# Required work:
Count the lines in the records below that contain the string "GameEngine", matching case exactly. Give only the number.

# Data supplied:
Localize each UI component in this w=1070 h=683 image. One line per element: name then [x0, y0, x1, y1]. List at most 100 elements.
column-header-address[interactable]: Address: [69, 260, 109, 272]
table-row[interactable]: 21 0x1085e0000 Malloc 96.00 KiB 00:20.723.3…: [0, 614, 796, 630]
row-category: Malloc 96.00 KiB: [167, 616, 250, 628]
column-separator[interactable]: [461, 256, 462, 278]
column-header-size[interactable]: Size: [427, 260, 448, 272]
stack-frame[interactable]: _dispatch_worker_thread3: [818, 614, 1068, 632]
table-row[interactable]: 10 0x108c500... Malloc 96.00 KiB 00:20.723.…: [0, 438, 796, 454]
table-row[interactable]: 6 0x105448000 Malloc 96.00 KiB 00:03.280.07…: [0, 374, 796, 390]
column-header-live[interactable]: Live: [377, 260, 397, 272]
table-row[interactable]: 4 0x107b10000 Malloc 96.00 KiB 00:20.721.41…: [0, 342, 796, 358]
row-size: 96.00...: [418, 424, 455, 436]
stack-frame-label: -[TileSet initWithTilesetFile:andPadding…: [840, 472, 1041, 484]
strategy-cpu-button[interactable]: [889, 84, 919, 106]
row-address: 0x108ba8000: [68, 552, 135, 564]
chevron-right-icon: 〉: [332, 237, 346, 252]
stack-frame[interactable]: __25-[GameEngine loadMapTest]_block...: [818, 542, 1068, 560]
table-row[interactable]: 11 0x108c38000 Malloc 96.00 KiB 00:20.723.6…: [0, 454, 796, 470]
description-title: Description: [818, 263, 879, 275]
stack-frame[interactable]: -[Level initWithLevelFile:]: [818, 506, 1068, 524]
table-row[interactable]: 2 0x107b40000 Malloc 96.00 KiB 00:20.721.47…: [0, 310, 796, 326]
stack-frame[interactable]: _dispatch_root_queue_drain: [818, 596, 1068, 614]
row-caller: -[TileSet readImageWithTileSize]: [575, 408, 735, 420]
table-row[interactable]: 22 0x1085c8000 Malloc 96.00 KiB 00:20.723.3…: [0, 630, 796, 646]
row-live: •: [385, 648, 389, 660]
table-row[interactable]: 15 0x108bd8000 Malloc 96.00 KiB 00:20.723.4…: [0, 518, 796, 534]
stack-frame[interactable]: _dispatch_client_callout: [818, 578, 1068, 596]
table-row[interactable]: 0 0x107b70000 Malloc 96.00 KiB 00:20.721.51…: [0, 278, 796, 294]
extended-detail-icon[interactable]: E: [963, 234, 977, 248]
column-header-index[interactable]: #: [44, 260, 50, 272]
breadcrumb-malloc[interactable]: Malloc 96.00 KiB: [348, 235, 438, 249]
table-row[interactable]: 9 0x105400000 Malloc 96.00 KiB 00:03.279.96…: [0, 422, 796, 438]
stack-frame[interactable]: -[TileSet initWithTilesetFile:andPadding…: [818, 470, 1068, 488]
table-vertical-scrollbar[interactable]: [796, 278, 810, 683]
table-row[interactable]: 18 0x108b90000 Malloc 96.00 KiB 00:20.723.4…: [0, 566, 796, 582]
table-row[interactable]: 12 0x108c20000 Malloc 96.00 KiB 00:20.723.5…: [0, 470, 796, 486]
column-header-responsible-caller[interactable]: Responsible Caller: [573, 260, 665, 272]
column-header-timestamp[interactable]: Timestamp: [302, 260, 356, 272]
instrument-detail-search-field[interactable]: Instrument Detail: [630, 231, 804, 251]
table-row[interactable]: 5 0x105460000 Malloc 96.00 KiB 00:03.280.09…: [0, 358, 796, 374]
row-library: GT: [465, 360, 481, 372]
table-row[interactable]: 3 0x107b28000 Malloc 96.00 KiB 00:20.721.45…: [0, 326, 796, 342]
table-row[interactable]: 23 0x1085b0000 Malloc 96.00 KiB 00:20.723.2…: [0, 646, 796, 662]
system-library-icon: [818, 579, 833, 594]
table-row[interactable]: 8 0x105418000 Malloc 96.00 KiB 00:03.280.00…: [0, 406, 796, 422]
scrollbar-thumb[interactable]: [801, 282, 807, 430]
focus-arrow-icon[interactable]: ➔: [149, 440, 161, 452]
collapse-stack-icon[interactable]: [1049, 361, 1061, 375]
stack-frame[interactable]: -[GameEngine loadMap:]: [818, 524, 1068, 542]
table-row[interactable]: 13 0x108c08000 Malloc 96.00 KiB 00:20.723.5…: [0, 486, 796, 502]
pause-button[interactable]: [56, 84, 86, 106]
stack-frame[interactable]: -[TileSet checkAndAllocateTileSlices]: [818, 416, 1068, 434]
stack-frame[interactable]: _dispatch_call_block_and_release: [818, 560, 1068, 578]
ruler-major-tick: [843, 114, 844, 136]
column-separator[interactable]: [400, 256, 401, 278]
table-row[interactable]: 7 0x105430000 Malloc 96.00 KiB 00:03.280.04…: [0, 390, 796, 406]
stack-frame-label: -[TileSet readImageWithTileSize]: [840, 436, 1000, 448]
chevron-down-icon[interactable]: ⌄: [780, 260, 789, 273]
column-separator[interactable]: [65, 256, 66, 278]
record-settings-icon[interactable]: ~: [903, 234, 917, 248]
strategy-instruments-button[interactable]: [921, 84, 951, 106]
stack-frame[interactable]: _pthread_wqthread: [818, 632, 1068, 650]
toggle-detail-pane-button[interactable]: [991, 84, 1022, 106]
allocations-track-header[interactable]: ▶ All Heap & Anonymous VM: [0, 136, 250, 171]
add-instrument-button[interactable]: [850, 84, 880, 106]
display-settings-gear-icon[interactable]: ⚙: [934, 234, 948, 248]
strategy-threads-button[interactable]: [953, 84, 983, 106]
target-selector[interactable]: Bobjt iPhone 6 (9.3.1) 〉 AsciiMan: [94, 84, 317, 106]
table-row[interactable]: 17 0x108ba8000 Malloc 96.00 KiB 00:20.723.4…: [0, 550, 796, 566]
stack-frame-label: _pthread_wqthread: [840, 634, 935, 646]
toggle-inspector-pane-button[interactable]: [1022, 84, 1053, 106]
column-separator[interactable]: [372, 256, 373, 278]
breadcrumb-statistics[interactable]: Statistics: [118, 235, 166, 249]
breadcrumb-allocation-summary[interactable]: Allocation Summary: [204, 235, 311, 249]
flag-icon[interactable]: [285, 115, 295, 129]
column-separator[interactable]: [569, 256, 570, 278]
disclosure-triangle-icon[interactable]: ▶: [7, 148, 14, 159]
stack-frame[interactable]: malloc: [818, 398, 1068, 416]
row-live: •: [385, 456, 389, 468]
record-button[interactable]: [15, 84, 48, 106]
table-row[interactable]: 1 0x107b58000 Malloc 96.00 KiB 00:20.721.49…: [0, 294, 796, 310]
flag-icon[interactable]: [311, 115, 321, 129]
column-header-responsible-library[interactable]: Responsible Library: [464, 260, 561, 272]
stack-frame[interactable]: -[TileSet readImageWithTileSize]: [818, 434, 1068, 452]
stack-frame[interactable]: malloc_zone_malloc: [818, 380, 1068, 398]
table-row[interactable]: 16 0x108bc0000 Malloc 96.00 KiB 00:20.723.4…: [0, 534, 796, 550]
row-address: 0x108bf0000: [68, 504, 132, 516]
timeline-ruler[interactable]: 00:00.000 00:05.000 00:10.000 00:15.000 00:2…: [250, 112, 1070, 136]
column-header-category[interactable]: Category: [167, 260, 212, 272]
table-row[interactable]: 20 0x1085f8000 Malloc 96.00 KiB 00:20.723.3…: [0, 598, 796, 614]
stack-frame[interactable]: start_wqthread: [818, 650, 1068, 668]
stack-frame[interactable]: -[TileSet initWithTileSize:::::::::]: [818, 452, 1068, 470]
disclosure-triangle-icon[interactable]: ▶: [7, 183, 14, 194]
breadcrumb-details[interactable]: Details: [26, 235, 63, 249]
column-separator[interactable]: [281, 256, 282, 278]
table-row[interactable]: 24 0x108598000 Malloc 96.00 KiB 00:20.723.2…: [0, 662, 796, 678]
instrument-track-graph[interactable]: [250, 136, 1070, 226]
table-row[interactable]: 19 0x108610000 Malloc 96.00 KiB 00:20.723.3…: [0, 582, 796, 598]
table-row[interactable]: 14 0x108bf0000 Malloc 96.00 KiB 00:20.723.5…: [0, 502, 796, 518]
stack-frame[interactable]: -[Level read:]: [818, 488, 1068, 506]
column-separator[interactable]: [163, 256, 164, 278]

# Task response:
2